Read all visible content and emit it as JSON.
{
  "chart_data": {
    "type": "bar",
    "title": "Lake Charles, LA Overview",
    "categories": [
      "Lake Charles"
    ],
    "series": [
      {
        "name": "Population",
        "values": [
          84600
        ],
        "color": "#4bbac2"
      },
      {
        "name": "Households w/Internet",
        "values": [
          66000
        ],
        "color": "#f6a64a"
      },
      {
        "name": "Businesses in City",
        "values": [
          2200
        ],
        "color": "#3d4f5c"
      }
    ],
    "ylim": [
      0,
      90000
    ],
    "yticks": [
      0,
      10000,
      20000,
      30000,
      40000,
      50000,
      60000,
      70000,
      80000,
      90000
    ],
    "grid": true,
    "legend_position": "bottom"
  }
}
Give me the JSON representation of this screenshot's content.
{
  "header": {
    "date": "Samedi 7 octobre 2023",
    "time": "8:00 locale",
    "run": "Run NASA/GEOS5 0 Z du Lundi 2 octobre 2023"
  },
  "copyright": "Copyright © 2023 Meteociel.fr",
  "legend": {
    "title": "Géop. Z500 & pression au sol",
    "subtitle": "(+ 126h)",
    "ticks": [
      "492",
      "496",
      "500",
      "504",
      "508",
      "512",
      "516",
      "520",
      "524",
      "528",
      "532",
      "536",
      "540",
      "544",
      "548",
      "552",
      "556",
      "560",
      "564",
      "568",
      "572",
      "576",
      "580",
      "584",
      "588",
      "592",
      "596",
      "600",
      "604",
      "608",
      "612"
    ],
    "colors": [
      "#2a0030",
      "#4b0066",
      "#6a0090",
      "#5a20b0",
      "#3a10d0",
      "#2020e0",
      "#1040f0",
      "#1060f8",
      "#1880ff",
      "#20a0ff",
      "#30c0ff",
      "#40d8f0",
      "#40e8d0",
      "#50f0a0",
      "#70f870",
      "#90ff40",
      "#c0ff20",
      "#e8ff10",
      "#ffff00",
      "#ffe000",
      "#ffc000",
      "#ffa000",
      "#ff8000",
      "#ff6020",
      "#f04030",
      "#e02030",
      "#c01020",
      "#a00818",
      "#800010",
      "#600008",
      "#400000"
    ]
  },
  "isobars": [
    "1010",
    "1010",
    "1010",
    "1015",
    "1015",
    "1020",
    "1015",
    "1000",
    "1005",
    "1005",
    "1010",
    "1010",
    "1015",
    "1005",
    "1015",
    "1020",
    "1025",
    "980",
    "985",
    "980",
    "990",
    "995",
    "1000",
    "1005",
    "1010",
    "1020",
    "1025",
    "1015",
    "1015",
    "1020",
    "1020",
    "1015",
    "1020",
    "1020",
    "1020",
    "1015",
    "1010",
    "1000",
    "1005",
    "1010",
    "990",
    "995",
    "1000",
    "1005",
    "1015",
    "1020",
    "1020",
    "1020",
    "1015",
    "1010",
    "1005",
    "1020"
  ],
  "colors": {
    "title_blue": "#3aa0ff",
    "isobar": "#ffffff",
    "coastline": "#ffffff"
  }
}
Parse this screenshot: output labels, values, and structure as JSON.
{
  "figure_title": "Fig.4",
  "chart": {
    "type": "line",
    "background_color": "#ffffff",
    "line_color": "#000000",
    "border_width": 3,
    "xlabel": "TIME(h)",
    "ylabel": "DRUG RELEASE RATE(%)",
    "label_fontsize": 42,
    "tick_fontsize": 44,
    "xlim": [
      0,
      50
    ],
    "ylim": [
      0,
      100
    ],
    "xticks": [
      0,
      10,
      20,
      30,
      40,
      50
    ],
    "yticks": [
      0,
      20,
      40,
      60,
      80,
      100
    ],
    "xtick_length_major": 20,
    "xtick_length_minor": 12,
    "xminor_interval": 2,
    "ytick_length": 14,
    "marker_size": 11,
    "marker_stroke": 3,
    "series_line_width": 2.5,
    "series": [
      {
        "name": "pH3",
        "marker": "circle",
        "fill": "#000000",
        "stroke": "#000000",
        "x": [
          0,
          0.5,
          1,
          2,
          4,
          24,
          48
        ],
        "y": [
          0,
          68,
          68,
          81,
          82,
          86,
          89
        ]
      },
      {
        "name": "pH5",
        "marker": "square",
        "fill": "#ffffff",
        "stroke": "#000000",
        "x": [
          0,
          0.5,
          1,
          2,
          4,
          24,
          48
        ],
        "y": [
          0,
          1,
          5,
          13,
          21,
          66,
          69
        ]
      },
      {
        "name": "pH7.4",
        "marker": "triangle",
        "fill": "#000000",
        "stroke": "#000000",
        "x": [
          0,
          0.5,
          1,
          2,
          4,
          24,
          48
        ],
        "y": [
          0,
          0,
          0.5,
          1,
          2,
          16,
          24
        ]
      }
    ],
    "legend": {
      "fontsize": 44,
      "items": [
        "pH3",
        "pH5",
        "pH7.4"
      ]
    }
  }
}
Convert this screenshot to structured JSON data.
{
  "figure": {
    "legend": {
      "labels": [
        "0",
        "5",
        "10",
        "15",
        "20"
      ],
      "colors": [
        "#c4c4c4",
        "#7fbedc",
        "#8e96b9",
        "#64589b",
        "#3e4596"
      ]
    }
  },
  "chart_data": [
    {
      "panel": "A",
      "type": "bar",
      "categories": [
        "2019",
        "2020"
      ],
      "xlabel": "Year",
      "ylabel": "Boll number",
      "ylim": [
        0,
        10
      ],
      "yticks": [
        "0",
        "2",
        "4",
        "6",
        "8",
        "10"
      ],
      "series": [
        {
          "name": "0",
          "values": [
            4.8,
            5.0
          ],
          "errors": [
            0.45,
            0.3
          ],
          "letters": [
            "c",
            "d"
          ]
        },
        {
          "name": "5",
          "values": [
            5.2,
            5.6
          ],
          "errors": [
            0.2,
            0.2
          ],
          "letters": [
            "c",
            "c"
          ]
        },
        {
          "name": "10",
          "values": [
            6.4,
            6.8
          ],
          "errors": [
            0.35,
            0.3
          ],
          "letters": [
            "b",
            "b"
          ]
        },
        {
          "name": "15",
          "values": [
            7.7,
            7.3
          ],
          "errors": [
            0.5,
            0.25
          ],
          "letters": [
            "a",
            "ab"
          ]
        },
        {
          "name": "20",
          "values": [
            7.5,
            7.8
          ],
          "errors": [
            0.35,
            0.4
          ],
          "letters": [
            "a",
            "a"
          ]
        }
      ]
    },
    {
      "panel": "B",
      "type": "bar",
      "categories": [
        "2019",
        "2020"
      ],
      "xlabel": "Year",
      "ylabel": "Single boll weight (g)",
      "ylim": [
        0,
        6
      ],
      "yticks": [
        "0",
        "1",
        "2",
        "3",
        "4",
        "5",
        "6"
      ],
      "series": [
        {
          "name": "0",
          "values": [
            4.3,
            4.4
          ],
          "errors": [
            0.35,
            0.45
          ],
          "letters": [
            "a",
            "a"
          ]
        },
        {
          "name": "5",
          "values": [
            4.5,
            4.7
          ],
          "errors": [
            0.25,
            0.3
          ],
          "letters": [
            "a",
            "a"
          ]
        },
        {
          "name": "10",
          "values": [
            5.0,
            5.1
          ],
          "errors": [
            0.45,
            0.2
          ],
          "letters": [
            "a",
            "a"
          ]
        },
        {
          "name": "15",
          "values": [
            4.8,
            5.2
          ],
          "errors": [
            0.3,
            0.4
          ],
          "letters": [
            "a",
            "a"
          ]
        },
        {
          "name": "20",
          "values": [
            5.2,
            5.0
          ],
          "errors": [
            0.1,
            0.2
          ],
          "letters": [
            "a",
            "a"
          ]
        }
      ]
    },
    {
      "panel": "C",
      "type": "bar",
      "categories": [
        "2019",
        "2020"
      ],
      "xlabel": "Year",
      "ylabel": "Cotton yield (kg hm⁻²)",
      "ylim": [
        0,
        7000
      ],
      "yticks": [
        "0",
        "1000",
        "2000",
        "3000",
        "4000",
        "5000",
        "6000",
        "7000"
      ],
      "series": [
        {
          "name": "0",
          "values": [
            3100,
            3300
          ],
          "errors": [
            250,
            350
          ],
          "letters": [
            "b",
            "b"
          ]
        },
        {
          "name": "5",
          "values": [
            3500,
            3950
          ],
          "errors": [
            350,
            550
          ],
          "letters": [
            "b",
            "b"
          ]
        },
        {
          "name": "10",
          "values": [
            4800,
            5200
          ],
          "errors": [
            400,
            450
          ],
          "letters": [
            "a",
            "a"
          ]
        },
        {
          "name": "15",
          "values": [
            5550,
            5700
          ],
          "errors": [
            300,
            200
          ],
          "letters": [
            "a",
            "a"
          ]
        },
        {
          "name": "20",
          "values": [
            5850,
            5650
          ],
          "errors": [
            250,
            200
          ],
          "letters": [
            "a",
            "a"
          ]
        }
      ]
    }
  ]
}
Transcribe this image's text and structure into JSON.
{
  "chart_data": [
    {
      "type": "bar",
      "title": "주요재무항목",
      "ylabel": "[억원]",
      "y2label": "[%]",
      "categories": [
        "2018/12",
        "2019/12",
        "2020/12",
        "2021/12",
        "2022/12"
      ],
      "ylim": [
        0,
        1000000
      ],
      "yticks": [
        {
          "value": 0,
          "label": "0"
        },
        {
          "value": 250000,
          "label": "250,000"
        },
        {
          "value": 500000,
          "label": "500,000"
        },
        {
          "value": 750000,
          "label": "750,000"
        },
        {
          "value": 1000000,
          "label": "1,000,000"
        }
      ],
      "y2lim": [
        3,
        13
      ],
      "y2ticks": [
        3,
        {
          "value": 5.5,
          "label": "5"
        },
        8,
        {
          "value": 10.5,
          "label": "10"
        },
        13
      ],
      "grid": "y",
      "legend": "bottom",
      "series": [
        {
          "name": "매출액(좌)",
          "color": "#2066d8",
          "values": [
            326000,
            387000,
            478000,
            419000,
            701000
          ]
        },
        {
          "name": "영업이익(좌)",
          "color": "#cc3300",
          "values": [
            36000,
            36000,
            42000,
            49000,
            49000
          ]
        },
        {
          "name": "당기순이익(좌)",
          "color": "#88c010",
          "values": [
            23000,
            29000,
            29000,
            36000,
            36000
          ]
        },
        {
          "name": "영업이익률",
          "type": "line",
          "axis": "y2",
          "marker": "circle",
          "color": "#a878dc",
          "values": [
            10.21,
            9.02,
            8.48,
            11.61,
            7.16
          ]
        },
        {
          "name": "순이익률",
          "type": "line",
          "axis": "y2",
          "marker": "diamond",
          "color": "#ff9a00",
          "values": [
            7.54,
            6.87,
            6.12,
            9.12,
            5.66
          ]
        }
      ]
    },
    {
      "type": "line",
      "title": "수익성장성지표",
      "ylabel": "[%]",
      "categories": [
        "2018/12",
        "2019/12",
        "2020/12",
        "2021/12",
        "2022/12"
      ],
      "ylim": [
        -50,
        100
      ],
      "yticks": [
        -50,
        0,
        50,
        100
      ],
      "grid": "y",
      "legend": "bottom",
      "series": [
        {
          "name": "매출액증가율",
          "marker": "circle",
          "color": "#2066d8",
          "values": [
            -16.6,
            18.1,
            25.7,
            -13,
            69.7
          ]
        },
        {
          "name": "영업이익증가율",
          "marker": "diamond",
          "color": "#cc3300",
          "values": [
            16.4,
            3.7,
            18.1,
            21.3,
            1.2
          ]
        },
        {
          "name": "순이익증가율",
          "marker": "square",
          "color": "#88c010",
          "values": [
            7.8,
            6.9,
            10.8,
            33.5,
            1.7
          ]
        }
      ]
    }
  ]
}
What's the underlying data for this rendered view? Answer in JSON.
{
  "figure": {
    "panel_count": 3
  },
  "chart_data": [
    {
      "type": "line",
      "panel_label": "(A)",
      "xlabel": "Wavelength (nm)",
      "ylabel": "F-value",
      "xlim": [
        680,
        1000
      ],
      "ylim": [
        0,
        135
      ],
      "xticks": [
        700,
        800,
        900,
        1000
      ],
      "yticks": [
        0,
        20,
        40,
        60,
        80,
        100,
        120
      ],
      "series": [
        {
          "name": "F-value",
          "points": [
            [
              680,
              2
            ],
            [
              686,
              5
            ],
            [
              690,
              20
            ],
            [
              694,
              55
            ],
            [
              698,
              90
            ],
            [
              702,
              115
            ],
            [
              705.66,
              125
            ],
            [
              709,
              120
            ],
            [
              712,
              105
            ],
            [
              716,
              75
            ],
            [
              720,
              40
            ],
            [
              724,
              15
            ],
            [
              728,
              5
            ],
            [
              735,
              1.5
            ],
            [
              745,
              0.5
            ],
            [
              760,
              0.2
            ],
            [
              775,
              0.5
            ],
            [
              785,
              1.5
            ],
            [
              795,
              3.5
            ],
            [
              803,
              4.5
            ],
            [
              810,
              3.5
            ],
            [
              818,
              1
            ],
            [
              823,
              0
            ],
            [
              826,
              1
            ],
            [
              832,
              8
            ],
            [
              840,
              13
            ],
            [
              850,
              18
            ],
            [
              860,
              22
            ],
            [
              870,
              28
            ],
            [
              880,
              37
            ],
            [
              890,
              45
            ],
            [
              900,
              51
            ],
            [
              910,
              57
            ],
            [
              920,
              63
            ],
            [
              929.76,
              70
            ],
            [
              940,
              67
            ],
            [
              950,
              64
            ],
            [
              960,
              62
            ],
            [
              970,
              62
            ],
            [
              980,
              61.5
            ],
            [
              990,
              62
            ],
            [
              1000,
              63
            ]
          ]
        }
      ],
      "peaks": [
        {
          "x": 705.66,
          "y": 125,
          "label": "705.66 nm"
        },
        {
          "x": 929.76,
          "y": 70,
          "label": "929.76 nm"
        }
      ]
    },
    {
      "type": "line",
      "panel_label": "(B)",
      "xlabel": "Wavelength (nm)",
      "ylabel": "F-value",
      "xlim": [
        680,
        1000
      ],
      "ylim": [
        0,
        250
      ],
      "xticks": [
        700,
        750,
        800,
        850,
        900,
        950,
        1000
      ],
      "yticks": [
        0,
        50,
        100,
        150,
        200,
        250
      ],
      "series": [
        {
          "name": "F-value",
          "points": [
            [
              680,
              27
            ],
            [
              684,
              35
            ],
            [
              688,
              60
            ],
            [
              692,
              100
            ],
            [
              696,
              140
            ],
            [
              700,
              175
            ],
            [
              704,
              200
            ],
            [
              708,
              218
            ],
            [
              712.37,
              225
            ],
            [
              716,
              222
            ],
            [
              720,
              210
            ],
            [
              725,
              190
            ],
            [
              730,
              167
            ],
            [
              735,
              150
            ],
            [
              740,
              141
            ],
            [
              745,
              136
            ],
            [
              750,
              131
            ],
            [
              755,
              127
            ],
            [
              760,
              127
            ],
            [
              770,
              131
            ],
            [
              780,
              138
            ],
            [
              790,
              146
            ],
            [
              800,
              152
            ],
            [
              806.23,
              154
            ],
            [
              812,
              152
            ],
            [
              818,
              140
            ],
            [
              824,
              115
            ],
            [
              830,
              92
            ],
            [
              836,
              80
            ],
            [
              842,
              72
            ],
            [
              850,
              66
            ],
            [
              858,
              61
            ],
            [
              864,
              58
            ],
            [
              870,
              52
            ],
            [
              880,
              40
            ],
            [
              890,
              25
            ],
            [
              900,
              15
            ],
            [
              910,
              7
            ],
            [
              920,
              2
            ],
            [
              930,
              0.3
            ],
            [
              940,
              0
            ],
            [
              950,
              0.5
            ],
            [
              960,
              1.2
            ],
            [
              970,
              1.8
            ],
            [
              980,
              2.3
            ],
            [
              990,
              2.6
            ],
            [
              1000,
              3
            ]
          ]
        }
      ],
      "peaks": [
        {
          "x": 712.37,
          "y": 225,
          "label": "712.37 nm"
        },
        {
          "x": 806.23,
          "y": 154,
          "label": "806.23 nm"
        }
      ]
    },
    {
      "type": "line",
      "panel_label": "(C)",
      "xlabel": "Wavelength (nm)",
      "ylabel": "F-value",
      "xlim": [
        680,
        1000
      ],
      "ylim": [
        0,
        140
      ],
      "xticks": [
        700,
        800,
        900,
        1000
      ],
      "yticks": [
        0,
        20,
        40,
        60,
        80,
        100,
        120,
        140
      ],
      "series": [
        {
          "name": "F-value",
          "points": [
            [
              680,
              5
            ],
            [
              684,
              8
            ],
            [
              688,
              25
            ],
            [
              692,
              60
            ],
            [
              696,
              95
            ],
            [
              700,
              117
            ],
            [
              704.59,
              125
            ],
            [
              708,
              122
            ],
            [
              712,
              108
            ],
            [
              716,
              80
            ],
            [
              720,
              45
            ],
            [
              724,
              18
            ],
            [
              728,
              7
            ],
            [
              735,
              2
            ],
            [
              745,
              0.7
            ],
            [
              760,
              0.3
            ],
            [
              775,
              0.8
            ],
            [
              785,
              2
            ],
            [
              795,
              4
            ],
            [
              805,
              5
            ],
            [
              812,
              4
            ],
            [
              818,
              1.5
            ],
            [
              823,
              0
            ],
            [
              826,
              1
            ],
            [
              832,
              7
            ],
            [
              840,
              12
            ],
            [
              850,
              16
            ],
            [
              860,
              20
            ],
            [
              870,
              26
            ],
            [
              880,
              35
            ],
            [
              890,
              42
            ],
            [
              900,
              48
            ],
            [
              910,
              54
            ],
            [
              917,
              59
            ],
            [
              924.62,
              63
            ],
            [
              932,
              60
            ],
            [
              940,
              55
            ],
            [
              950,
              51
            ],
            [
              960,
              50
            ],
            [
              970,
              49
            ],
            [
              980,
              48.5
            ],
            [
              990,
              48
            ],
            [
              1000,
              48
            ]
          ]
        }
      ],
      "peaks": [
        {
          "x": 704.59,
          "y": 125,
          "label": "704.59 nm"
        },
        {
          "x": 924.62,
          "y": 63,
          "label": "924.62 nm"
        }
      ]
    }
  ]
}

- **What the task asks**:
Within the listing above, copy each line that has the string "content".

- **Complete response**:
Read all visible content and emit it as JSON.
Give me the JSON representation of this screenshot's content.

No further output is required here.